WORK TO COMPLETE → In the entries below, identify every line with the string "tevékenységét" and copy it.

● ● ● ● ● ● ●

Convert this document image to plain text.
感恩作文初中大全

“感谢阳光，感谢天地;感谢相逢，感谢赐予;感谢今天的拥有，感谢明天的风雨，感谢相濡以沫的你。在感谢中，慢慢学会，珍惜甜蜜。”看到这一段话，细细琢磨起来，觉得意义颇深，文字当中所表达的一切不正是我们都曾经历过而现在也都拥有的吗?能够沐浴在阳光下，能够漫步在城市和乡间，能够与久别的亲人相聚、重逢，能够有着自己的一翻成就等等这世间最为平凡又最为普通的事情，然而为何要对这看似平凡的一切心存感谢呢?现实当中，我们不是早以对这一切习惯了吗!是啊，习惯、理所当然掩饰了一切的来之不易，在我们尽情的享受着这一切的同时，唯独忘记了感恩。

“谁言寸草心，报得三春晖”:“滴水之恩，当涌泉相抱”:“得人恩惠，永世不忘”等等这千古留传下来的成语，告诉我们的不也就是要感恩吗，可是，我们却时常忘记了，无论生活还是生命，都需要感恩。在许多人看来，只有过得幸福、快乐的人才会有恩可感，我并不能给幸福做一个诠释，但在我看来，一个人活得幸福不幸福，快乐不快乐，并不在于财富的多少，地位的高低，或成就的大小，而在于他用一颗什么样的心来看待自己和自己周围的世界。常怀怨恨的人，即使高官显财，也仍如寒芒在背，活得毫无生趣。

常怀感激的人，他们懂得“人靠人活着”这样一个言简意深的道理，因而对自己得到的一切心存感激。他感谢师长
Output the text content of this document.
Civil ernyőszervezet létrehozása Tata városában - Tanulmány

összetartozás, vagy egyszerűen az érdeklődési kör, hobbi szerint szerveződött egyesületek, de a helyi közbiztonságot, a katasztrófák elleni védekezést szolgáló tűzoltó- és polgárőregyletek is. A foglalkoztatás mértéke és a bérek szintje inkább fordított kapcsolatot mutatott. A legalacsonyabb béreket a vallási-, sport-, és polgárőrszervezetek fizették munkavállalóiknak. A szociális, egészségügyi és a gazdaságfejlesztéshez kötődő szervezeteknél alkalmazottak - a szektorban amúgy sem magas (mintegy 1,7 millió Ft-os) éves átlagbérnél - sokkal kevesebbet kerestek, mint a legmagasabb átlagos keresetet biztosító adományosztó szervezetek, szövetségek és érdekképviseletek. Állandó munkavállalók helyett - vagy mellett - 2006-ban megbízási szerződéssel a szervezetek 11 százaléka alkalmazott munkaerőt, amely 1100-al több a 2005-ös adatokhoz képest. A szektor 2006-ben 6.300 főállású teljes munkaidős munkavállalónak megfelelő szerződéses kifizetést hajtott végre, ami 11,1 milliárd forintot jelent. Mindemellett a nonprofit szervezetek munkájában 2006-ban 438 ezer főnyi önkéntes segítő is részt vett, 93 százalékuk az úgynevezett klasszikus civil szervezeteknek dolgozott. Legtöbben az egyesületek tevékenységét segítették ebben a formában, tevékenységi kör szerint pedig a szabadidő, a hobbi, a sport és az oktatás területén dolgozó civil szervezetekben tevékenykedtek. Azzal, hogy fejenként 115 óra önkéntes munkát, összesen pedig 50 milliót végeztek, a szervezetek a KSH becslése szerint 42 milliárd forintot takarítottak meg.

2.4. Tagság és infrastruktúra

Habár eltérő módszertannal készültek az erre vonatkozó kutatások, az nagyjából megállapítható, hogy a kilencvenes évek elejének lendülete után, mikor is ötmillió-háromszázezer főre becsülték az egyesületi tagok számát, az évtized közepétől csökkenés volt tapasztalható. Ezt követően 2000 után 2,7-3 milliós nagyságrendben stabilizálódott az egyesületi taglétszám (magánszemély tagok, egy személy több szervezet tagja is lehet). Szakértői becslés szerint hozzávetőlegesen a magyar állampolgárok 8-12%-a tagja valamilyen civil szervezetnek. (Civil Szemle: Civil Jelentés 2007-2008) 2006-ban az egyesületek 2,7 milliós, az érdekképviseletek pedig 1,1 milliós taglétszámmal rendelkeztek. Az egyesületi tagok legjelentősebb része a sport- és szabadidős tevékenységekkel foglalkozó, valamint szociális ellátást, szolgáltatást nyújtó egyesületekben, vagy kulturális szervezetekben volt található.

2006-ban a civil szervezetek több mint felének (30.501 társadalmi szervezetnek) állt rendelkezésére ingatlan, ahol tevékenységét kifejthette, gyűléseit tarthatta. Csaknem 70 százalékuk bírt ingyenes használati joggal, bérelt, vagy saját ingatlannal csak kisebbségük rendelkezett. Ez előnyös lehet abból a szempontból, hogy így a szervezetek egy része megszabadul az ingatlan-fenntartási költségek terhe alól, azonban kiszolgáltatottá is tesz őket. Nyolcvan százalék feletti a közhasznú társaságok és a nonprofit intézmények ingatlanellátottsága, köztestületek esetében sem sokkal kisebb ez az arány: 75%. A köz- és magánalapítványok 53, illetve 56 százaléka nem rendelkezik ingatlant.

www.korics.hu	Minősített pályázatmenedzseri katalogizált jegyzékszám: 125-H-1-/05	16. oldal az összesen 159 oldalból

● ● ● ● ● ● ●

ANSWER FOR THE TASK →
összetartozás, vagy egyszerűen az érdeklődési kör, hobbi szerint szerveződött egyesületek, de a helyi közbiztonságot, a katasztrófák elleni védekezést szolgáló tűzoltó- és polgárőregyletek is. A foglalkoztatás mértéke és a bérek szintje inkább fordított kapcsolatot mutatott. A legalacsonyabb béreket a vallási-, sport-, és polgárőrszervezetek fizették munkavállalóiknak. A szociális, egészségügyi és a gazdaságfejlesztéshez kötődő szervezeteknél alkalmazottak - a szektorban amúgy sem magas (mintegy 1,7 millió Ft-os) éves átlagbérnél - sokkal kevesebbet kerestek, mint a legmagasabb átlagos keresetet biztosító adományosztó szervezetek, szövetségek és érdekképviseletek. Állandó munkavállalók helyett - vagy mellett - 2006-ban megbízási szerződéssel a szervezetek 11 százaléka alkalmazott munkaerőt, amely 1100-al több a 2005-ös adatokhoz képest. A szektor 2006-ben 6.300 főállású teljes munkaidős munkavállalónak megfelelő szerződéses kifizetést hajtott végre, ami 11,1 milliárd forintot jelent. Mindemellett a nonprofit szervezetek munkájában 2006-ban 438 ezer főnyi önkéntes segítő is részt vett, 93 százalékuk az úgynevezett klasszikus civil szervezeteknek dolgozott. Legtöbben az egyesületek tevékenységét segítették ebben a formában, tevékenységi kör szerint pedig a szabadidő, a hobbi, a sport és az oktatás területén dolgozó civil szervezetekben tevékenykedtek. Azzal, hogy fejenként 115 óra önkéntes munkát, összesen pedig 50 milliót végeztek, a szervezetek a KSH becslése szerint 42 milliárd forintot takarítottak meg.
2006-ban a civil szervezetek több mint felének (30.501 társadalmi szervezetnek) állt rendelkezésére ingatlan, ahol tevékenységét kifejthette, gyűléseit tarthatta. Csaknem 70 százalékuk bírt ingyenes használati joggal, bérelt, vagy saját ingatlannal csak kisebbségük rendelkezett. Ez előnyös lehet abból a szempontból, hogy így a szervezetek egy része megszabadul az ingatlan-fenntartási költségek terhe alól, azonban kiszolgáltatottá is tesz őket. Nyolcvan százalék feletti a közhasznú társaságok és a nonprofit intézmények ingatlanellátottsága, köztestületek esetében sem sokkal kisebb ez az arány: 75%. A köz- és magánalapítványok 53, illetve 56 százaléka nem rendelkezik ingatlant.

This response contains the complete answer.